## [Stored items from a collection]
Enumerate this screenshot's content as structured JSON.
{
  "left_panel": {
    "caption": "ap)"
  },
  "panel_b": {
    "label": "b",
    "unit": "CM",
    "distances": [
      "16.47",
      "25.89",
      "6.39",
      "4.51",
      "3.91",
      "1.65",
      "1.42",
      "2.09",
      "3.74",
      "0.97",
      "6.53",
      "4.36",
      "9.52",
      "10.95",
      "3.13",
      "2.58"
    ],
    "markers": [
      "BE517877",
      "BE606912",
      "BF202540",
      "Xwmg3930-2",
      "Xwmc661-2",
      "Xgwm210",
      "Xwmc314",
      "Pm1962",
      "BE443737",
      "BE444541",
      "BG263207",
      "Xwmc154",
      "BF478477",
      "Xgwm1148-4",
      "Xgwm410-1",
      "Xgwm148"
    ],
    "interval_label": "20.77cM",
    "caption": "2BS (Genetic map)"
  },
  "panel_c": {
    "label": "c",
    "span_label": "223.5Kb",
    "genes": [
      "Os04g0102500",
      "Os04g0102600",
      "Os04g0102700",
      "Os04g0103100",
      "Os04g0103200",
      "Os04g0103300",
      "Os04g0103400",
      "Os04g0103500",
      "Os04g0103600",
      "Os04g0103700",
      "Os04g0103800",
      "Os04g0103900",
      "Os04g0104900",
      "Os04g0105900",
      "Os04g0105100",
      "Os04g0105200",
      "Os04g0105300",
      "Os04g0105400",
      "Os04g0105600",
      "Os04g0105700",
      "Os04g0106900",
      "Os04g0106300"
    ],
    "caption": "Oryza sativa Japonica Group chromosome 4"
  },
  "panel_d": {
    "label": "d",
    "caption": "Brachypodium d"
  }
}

## [What is required]
Please copy every line of the records above in which "caption" appears.

## [Response to this exercise]
    "caption": "ap)"
    "caption": "2BS (Genetic map)"
    "caption": "Oryza sativa Japonica Group chromosome 4"
    "caption": "Brachypodium d"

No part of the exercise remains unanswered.